Task directions:
From the entries below, gather each line containing the word "骨格筋の収縮".

━━━━━ Material ━━━━━

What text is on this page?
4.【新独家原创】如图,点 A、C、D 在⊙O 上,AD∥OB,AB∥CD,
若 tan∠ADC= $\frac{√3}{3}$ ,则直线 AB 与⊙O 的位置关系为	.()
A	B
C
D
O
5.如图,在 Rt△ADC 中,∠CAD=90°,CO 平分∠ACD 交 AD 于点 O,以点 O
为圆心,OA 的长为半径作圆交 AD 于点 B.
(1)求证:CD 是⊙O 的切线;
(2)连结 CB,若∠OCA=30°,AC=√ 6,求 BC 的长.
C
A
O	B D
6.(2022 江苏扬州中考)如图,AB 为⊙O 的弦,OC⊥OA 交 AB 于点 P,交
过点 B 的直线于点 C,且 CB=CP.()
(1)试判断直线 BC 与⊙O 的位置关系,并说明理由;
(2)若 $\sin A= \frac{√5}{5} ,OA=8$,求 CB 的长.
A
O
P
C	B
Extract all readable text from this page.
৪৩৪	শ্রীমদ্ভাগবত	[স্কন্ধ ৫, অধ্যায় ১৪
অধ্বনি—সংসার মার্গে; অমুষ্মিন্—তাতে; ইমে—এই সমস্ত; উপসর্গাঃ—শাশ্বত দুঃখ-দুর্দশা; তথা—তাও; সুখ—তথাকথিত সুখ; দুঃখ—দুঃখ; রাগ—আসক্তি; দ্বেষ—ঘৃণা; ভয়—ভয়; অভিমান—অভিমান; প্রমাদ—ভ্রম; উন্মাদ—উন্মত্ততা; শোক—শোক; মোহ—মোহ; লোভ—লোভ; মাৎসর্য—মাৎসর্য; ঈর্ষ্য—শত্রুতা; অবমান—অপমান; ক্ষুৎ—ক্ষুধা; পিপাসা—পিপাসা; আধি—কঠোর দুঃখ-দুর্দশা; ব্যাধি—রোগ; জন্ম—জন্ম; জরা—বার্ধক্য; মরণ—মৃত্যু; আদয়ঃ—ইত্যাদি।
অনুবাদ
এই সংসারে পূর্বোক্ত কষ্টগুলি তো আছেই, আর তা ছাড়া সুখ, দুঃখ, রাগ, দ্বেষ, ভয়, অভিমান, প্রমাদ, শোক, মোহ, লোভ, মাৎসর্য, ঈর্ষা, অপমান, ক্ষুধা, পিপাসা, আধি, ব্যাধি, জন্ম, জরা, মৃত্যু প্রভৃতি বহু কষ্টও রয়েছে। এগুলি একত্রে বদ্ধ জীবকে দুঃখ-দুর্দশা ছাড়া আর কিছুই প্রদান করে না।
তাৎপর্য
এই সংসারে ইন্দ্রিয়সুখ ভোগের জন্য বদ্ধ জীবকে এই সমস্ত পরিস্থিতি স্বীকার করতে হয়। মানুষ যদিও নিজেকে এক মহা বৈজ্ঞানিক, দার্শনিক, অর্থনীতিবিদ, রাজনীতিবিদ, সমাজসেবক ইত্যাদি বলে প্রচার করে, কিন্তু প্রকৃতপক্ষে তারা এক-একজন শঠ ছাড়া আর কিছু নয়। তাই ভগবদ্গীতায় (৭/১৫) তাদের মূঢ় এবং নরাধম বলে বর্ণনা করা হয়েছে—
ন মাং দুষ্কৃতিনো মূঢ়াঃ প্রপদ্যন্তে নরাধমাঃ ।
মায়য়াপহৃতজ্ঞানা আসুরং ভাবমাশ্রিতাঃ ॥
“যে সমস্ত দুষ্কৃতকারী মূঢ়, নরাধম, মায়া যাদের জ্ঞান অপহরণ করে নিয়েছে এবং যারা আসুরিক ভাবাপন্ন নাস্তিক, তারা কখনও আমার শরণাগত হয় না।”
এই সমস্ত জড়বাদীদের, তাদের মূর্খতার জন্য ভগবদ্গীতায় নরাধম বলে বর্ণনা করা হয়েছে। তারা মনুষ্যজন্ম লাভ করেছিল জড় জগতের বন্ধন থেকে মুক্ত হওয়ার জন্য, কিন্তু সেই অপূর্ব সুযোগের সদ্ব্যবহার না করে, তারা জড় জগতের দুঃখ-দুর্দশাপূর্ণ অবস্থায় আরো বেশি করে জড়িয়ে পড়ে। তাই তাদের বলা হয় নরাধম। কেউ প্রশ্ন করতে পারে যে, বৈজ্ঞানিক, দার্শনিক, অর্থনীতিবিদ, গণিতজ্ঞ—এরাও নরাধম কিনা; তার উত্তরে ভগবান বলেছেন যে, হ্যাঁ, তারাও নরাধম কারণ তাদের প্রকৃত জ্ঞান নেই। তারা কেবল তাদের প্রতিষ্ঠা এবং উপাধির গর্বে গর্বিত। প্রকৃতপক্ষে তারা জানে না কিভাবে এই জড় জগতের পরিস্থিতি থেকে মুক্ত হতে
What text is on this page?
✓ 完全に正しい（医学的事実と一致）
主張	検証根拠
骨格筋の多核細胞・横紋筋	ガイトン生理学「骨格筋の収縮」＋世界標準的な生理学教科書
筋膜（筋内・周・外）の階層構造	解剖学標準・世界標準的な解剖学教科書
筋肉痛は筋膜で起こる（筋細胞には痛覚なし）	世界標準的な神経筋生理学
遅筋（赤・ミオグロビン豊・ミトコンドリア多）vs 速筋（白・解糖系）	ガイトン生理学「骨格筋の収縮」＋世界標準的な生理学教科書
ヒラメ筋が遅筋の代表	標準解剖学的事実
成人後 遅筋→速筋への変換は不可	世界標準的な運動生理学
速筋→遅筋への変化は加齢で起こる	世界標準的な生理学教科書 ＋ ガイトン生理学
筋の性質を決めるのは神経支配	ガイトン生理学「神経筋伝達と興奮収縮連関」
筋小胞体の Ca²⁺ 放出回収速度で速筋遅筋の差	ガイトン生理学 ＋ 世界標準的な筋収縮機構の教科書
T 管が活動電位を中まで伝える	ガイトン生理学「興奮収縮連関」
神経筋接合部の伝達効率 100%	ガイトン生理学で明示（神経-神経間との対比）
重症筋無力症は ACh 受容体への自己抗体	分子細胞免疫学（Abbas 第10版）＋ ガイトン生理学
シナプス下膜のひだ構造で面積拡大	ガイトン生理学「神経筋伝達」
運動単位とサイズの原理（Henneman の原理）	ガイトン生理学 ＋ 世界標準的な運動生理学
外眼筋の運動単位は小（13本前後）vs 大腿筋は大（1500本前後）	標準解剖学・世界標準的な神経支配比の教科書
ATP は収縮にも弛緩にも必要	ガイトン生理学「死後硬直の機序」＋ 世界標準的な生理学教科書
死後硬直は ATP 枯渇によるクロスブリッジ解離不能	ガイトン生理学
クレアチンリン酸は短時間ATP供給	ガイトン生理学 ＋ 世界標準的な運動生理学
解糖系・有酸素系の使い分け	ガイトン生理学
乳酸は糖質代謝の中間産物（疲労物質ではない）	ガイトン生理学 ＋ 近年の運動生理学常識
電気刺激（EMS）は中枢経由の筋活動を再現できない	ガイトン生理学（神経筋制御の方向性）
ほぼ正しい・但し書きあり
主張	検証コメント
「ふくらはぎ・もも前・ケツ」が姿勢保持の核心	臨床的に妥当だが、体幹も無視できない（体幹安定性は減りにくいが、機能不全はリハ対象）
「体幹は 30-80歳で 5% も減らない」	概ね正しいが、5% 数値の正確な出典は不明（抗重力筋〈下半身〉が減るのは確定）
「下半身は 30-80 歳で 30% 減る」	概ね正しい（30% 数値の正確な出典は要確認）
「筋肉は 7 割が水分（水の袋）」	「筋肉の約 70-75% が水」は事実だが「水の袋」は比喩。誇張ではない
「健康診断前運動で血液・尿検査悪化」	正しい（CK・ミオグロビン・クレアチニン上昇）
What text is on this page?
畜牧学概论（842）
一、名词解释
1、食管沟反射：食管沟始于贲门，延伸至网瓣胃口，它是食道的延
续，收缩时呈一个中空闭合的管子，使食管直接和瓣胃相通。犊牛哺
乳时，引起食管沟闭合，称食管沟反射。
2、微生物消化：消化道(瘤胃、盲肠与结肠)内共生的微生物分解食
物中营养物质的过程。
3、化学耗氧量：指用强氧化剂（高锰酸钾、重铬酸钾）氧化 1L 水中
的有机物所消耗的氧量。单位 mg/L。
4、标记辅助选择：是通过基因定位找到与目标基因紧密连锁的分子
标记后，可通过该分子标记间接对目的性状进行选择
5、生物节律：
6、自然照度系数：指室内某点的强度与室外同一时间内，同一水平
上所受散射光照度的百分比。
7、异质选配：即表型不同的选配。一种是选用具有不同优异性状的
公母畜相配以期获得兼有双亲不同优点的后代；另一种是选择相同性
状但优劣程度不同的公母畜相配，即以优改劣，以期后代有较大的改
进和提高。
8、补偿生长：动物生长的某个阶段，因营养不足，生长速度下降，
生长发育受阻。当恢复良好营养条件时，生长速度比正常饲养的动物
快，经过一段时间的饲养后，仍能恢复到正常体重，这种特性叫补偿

━━━━━

Right answer:
骨格筋の多核細胞・横紋筋	ガイトン生理学「骨格筋の収縮」＋世界標準的な生理学教科書
遅筋（赤・ミオグロビン豊・ミトコンドリア多）vs 速筋（白・解糖系）	ガイトン生理学「骨格筋の収縮」＋世界標準的な生理学教科書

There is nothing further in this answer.